_To do_.
Copy all lines below containing "title".

_Task data_.
◆ ◆ ◆

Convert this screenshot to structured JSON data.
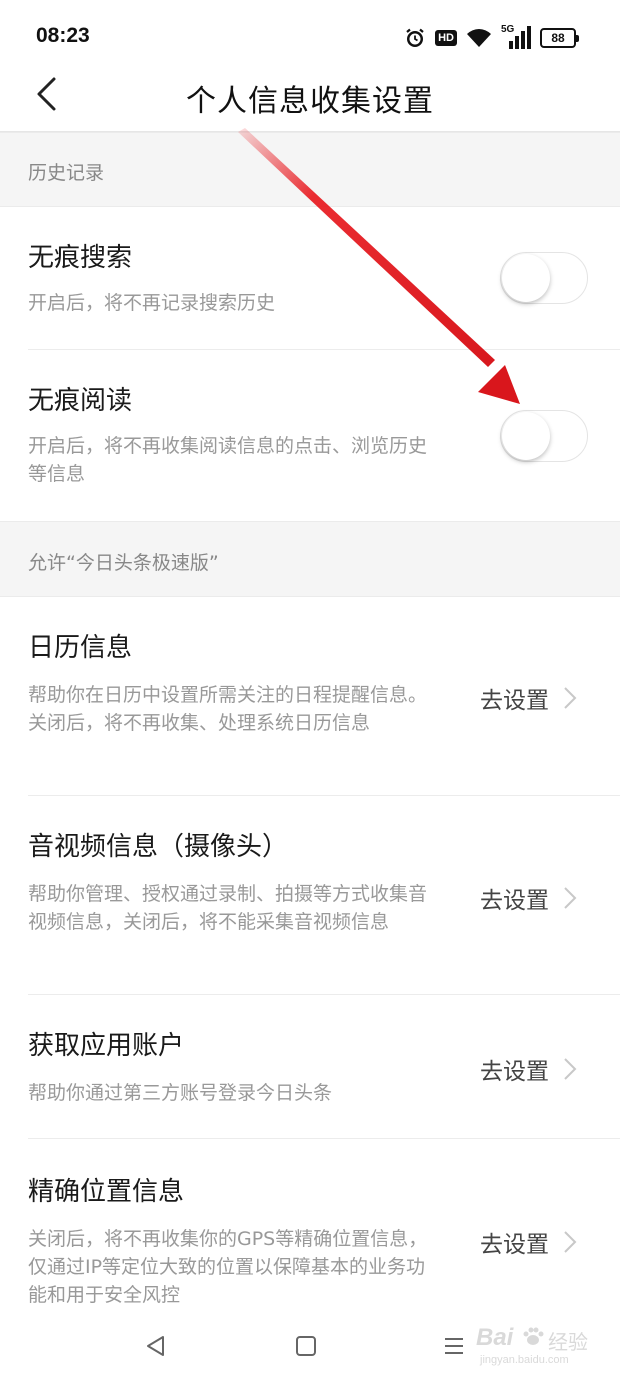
{
  "status_bar": {
    "time": "08:23",
    "icons": [
      "alarm-icon",
      "hd-icon",
      "wifi-icon",
      "signal-5g-icon",
      "battery-icon"
    ],
    "hd_label": "HD",
    "network_label": "5G",
    "battery_level": "88"
  },
  "header": {
    "title": "个人信息收集设置",
    "back_icon": "chevron-left-icon"
  },
  "section_history": {
    "label": "历史记录"
  },
  "incognito_search": {
    "title": "无痕搜索",
    "description": "开启后，将不再记录搜索历史",
    "enabled": false
  },
  "incognito_reading": {
    "title": "无痕阅读",
    "description": "开启后，将不再收集阅读信息的点击、浏览历史等信息",
    "enabled": false
  },
  "section_allow": {
    "label": "允许“今日头条极速版”"
  },
  "permissions": [
    {
      "title": "日历信息",
      "description": "帮助你在日历中设置所需关注的日程提醒信息。关闭后，将不再收集、处理系统日历信息",
      "action": "去设置"
    },
    {
      "title": "音视频信息（摄像头）",
      "description": "帮助你管理、授权通过录制、拍摄等方式收集音视频信息，关闭后，将不能采集音视频信息",
      "action": "去设置"
    },
    {
      "title": "获取应用账户",
      "description": "帮助你通过第三方账号登录今日头条",
      "action": "去设置"
    },
    {
      "title": "精确位置信息",
      "description": "关闭后，将不再收集你的GPS等精确位置信息，仅通过IP等定位大致的位置以保障基本的业务功能和用于安全风控",
      "action": "去设置"
    }
  ],
  "nav_bar": {
    "buttons": [
      "back-triangle-icon",
      "home-square-icon",
      "menu-lines-icon"
    ]
  },
  "watermark": {
    "brand": "Bai",
    "brand_suffix": "经验",
    "url": "jingyan.baidu.com"
  },
  "colors": {
    "annotation_arrow": "#e8151b",
    "section_bg": "#f5f5f5",
    "secondary_text": "#999999"
  }
}
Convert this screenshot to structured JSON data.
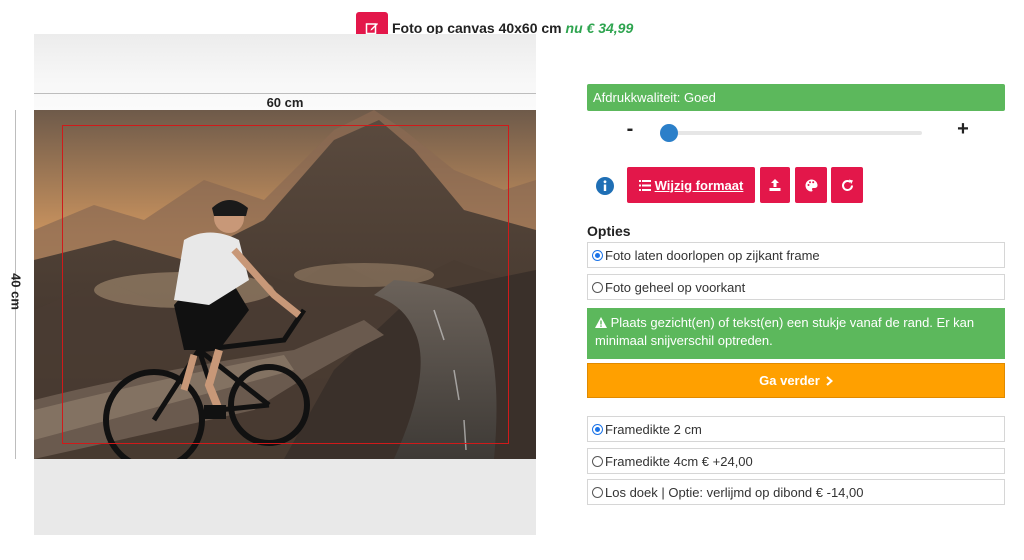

◆ ◆ ◆

_Expected output_.
    "title": "个人信息收集设置",
    "title": "无痕搜索",
    "title": "无痕阅读",
      "title": "日历信息",
      "title": "音视频信息（摄像头）",
      "title": "获取应用账户",
      "title": "精确位置信息",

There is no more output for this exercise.